===== Extracted data =====

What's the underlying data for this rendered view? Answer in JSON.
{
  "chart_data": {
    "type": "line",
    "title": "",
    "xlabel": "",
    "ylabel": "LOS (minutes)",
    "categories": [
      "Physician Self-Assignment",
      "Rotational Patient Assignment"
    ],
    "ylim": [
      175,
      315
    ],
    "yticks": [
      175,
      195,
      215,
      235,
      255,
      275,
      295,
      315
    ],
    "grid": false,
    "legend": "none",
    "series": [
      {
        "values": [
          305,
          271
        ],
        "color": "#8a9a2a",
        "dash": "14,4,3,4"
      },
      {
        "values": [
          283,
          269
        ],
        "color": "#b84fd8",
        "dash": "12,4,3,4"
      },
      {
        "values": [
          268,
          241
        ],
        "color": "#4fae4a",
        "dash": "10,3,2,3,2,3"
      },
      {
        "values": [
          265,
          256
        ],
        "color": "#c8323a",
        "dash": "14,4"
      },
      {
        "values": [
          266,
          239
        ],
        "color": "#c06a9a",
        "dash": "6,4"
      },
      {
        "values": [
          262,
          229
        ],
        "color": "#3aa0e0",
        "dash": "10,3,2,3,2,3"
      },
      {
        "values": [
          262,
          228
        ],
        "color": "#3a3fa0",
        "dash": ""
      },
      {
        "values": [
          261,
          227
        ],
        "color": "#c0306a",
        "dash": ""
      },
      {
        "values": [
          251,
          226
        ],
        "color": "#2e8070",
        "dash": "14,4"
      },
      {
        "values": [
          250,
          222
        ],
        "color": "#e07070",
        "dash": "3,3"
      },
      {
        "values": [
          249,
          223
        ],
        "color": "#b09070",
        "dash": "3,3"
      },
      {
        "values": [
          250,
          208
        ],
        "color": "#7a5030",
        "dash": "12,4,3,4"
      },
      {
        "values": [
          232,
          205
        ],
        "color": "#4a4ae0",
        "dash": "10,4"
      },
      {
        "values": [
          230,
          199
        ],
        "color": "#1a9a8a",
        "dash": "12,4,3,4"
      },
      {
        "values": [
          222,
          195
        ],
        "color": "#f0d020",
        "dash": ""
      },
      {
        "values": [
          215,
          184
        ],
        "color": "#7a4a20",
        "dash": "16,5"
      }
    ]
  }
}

=====
===== Extracted data =====

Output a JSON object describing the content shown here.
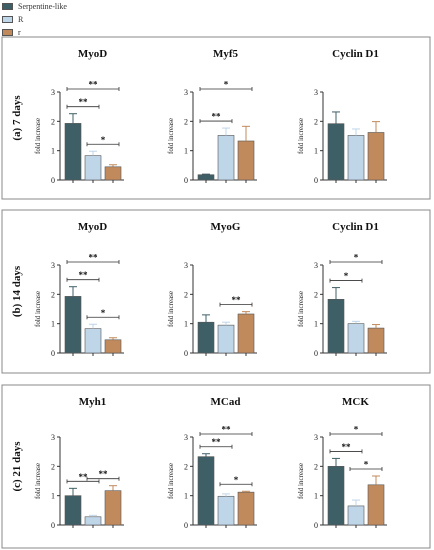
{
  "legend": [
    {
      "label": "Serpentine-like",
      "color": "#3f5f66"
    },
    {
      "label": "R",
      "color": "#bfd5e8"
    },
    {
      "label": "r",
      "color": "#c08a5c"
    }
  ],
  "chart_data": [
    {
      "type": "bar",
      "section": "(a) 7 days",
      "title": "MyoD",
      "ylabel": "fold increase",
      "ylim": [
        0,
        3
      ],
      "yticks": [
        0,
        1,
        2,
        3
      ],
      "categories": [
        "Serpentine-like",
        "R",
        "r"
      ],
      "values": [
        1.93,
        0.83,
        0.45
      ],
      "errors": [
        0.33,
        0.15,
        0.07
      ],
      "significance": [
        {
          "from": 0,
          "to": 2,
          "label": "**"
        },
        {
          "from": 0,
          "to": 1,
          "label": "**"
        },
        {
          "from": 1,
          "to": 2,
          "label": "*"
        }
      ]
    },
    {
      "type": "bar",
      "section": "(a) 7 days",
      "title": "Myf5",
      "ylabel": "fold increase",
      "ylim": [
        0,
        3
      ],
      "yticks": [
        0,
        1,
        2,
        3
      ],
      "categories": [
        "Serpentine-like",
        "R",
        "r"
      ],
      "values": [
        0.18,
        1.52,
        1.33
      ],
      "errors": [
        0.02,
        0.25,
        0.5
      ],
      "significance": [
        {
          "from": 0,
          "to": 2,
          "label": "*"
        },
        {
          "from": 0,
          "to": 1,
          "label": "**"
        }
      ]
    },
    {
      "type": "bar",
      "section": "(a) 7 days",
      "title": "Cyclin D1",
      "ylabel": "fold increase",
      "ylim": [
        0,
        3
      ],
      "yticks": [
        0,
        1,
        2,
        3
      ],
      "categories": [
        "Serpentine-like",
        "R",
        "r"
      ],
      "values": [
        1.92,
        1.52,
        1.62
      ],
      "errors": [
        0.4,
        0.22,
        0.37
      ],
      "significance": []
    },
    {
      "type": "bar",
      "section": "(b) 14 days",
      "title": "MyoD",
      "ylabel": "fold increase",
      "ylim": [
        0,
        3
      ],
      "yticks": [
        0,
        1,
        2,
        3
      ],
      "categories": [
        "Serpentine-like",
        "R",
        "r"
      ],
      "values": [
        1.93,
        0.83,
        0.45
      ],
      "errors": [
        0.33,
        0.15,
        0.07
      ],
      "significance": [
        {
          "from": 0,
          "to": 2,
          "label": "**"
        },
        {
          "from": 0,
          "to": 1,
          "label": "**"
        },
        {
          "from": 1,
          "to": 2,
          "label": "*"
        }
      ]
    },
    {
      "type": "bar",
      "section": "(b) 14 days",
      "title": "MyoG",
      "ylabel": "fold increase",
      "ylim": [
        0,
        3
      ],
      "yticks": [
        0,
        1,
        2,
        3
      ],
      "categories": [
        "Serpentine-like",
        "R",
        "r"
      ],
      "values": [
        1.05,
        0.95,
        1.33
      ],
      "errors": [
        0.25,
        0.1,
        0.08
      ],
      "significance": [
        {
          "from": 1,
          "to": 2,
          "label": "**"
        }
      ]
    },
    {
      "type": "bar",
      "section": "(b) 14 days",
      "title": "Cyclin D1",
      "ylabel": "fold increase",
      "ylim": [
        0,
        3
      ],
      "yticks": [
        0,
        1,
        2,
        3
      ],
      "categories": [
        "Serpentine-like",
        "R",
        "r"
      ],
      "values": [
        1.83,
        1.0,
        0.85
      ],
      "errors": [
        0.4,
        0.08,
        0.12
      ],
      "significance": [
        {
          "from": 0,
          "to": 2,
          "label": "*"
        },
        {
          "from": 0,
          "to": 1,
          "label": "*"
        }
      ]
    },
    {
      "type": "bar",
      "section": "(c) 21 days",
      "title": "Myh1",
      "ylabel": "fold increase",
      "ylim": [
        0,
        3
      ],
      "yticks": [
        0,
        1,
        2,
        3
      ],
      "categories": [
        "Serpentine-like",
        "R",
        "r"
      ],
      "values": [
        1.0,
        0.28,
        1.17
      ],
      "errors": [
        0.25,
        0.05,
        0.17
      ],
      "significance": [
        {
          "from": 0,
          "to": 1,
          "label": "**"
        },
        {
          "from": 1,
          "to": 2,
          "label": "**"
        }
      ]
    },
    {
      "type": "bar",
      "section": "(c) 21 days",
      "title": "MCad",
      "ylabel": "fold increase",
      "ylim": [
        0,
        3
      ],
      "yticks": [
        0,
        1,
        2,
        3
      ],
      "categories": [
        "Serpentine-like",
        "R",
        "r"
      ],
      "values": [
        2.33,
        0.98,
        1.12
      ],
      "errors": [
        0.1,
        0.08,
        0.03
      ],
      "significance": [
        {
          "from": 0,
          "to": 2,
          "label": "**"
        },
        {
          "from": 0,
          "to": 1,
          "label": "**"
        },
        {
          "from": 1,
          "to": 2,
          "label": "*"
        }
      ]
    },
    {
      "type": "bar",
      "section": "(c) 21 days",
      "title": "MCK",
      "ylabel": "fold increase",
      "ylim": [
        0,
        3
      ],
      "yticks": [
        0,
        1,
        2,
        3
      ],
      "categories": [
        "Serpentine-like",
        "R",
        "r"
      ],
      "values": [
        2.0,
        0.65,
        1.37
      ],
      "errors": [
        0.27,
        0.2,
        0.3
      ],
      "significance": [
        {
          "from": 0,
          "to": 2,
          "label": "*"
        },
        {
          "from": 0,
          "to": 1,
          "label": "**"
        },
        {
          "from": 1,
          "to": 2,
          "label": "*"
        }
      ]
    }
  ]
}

=====
===== Extracted data =====

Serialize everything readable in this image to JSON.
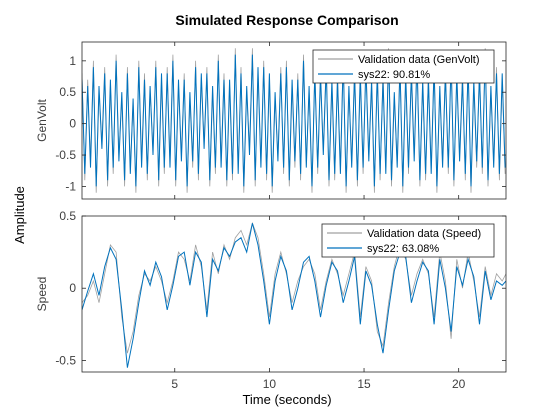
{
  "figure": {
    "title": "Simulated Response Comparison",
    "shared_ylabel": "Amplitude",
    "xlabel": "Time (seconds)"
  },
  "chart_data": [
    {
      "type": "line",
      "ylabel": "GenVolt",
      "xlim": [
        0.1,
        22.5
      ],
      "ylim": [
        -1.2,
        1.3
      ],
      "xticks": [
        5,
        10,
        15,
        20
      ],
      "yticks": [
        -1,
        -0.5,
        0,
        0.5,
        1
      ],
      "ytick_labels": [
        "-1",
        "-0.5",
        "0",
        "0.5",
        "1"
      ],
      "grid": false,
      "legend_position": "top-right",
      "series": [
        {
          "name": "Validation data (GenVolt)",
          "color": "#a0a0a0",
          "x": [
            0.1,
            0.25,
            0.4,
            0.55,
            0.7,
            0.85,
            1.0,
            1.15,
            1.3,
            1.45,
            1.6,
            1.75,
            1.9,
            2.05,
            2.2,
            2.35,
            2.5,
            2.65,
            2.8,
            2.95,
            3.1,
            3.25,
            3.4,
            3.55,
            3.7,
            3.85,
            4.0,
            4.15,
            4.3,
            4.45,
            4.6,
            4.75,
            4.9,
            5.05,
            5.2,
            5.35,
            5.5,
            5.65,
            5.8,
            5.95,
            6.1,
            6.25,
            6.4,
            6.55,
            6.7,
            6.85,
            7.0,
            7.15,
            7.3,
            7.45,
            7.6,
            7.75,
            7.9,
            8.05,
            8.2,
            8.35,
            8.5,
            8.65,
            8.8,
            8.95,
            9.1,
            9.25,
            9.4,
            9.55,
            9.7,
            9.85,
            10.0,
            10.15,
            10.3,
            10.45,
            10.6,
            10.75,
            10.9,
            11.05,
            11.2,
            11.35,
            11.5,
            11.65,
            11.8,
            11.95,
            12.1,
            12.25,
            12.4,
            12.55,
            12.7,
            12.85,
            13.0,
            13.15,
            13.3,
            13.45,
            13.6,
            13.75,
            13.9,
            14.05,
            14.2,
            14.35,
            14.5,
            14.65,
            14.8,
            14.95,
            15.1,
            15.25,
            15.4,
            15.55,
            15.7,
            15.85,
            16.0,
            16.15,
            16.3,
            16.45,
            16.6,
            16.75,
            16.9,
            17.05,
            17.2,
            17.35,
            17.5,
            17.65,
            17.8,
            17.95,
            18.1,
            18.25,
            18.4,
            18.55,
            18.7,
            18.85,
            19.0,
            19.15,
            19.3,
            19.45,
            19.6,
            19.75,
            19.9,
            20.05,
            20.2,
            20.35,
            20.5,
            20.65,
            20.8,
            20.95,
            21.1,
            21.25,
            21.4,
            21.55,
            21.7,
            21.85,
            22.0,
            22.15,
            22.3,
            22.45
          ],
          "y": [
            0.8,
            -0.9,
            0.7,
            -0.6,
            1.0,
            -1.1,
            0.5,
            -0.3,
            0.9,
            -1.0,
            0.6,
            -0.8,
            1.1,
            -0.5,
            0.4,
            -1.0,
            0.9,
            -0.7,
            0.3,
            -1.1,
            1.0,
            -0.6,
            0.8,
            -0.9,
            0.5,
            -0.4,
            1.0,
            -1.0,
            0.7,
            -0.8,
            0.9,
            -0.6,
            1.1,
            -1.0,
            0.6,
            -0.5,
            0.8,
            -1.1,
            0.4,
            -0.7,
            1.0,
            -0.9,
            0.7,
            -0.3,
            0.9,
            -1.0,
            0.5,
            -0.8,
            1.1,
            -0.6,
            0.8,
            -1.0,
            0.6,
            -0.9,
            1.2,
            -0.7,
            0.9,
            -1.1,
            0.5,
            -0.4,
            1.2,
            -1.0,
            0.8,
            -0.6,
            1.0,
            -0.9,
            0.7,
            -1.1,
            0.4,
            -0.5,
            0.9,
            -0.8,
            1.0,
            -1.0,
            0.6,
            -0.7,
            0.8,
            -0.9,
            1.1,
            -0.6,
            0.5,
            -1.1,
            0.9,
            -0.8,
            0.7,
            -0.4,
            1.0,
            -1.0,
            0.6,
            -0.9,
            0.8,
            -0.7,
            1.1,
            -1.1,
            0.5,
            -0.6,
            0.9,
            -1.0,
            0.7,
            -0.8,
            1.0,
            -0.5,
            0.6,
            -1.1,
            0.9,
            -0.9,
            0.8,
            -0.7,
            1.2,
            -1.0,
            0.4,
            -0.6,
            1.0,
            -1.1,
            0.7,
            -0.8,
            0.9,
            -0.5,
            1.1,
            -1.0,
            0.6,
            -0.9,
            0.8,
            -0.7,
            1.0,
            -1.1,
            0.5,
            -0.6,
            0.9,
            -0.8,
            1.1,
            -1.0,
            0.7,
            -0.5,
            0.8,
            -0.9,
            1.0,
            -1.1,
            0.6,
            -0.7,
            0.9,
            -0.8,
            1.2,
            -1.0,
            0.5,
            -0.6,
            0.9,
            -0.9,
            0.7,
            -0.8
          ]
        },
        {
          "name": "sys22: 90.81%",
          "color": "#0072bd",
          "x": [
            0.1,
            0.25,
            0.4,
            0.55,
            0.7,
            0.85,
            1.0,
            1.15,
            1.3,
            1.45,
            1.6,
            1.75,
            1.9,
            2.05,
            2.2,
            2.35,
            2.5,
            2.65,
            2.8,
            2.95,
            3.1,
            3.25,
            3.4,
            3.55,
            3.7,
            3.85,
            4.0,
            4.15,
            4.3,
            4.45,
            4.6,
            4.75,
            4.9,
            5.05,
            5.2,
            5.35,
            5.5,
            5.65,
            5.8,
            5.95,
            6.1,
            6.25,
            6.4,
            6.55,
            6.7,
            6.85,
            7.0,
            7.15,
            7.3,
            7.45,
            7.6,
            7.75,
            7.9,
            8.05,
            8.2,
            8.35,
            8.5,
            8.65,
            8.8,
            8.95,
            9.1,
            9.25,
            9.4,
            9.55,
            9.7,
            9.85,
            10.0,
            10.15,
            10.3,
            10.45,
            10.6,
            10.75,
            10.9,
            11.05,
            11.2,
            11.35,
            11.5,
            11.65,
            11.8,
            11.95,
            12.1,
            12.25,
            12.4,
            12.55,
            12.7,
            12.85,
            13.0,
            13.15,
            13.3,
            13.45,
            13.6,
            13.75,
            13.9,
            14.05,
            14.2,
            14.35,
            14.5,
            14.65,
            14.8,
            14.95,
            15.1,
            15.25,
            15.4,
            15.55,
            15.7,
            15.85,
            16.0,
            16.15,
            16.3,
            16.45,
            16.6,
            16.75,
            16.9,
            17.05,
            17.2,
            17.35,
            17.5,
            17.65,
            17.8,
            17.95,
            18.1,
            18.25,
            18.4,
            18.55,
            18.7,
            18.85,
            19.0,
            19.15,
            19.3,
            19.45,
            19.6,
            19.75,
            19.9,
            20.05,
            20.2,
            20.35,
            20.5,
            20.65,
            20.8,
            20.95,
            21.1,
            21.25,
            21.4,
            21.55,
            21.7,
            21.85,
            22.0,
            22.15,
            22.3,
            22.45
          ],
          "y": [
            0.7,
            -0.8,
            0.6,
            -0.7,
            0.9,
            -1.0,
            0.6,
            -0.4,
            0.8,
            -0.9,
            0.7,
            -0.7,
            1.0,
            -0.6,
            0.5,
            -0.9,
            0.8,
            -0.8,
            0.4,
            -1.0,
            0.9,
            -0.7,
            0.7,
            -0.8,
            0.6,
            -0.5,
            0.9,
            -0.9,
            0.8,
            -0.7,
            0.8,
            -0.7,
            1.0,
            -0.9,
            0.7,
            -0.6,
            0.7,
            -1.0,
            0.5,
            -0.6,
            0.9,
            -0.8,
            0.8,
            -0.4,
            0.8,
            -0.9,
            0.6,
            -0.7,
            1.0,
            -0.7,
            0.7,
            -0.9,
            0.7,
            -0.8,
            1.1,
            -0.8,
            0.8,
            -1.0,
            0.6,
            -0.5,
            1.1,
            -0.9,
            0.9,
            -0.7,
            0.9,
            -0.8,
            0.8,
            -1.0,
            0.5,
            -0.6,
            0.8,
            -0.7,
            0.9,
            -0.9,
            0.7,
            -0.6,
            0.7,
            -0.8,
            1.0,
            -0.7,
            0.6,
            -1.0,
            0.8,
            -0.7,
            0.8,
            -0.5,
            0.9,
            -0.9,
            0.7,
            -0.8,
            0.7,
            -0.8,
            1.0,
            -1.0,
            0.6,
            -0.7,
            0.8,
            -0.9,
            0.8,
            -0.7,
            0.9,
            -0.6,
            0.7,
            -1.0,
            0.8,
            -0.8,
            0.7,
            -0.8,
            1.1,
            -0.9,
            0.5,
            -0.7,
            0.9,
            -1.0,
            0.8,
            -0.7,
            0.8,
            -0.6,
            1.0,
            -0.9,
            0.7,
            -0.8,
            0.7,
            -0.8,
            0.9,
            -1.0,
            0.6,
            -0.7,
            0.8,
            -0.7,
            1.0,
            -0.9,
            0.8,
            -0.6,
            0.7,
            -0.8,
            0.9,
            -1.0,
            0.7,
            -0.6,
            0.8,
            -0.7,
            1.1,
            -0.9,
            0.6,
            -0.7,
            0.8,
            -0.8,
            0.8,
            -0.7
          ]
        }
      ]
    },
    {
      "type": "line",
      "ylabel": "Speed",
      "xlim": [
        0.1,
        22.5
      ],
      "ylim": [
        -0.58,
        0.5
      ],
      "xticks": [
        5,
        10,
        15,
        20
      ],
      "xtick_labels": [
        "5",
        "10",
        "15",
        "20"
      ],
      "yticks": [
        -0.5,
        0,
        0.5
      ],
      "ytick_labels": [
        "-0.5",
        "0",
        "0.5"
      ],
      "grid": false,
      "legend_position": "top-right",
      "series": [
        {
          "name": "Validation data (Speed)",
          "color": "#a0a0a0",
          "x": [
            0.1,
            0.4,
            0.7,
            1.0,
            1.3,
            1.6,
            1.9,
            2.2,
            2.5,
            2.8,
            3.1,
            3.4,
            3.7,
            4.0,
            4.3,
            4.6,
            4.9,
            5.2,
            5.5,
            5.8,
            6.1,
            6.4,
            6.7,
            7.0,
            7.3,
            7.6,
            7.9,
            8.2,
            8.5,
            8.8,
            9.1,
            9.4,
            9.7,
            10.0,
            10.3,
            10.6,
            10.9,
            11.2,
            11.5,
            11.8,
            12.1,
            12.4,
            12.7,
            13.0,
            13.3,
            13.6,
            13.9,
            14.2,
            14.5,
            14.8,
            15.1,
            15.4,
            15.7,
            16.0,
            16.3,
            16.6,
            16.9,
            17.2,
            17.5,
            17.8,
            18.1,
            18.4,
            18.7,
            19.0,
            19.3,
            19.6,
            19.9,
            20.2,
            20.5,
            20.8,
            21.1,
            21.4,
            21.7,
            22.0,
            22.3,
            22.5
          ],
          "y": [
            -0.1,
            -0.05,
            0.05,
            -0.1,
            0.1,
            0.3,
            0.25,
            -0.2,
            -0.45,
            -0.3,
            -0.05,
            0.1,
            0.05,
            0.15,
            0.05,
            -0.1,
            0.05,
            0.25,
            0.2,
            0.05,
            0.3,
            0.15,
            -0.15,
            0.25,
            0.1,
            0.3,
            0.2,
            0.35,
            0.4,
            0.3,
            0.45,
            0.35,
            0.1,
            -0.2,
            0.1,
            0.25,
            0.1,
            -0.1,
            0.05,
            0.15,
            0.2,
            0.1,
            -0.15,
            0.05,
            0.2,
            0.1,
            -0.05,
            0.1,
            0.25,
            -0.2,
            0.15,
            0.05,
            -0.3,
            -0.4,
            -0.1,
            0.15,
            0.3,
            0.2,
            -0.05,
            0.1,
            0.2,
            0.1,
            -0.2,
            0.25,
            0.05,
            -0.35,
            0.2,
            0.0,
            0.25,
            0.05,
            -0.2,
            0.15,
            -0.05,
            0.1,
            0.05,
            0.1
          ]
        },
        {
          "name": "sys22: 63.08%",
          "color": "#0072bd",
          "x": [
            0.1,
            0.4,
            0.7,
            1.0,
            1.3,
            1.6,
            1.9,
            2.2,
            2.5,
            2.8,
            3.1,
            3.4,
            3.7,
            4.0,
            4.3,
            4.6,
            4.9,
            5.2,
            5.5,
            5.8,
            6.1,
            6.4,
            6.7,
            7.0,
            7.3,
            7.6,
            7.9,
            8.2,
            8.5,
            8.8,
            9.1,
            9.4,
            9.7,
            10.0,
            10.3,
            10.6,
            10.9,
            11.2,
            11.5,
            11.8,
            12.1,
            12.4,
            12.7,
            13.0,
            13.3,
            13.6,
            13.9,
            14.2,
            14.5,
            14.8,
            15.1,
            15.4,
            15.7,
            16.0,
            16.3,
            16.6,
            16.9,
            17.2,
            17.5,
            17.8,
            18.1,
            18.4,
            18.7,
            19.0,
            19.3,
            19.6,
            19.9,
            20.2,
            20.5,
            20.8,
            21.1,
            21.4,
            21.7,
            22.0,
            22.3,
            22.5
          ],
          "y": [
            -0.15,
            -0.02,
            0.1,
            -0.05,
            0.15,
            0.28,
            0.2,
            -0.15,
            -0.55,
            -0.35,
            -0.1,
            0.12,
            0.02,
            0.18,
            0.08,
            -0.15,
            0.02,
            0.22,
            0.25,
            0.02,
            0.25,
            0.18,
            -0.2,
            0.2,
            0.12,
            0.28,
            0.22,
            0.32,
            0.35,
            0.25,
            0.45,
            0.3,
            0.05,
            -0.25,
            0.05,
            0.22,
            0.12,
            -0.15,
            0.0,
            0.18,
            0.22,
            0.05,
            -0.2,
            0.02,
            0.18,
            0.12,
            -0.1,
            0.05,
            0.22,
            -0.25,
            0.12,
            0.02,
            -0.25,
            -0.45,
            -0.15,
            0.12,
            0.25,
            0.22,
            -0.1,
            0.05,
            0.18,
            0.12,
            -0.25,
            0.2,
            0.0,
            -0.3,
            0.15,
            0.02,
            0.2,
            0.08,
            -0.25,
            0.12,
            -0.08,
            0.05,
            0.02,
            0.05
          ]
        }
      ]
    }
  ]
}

=====

• [Stated task]: Reproduce each line from the records that contains the word "Assignment".

• [Solved exercise]:
      "Physician Self-Assignment",
      "Rotational Patient Assignment"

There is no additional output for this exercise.